> **Records supplied**:
········
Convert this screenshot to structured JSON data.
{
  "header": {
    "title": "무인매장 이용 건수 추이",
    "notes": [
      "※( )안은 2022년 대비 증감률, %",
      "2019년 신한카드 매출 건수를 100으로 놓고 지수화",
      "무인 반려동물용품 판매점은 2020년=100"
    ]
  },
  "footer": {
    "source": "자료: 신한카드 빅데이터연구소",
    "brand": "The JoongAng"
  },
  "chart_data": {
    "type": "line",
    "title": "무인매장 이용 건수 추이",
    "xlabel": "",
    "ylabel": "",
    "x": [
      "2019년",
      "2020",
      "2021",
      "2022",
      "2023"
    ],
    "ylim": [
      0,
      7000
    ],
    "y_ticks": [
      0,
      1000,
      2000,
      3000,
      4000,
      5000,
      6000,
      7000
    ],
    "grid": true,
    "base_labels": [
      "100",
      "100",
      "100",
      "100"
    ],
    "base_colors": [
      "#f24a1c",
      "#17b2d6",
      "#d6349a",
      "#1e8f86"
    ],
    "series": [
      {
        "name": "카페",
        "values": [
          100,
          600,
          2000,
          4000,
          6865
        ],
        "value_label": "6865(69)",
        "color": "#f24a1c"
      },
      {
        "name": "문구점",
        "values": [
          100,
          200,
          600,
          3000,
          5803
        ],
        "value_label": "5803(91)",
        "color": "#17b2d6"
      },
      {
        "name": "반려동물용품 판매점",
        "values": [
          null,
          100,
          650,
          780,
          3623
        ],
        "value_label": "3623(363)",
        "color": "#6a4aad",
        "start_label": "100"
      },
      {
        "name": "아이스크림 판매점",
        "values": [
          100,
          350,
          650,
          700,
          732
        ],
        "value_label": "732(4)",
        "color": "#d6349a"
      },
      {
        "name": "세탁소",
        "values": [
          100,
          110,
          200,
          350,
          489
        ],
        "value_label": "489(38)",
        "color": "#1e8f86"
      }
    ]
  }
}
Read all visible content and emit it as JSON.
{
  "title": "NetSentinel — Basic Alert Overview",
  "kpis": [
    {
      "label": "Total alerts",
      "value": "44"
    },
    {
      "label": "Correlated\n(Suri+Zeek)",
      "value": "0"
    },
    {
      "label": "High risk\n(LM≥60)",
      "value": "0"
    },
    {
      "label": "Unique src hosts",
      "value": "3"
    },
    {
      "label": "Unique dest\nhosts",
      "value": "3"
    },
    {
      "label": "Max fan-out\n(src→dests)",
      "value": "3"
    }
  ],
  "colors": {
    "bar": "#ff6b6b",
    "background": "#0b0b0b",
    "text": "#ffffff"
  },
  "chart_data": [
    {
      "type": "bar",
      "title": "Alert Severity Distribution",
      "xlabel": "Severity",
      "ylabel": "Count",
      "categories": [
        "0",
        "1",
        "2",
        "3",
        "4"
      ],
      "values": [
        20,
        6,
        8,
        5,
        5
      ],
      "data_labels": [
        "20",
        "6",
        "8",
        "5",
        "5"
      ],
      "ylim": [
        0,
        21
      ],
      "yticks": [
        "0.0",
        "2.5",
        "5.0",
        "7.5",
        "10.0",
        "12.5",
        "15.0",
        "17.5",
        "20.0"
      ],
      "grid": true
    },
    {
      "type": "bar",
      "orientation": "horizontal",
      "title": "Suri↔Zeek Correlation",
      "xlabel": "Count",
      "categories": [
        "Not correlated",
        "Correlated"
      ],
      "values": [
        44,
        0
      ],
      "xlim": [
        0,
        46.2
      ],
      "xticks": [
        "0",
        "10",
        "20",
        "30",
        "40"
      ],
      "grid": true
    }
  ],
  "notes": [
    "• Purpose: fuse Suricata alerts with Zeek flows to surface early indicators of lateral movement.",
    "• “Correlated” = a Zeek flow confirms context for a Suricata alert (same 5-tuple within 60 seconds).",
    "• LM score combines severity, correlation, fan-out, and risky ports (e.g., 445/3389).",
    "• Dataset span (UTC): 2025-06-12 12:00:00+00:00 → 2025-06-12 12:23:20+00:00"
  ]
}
········
Pull every line containing "alerts" out of the records.

      "label": "Total alerts",
    "• Purpose: fuse Suricata alerts with Zeek flows to surface early indicators of lateral movement.",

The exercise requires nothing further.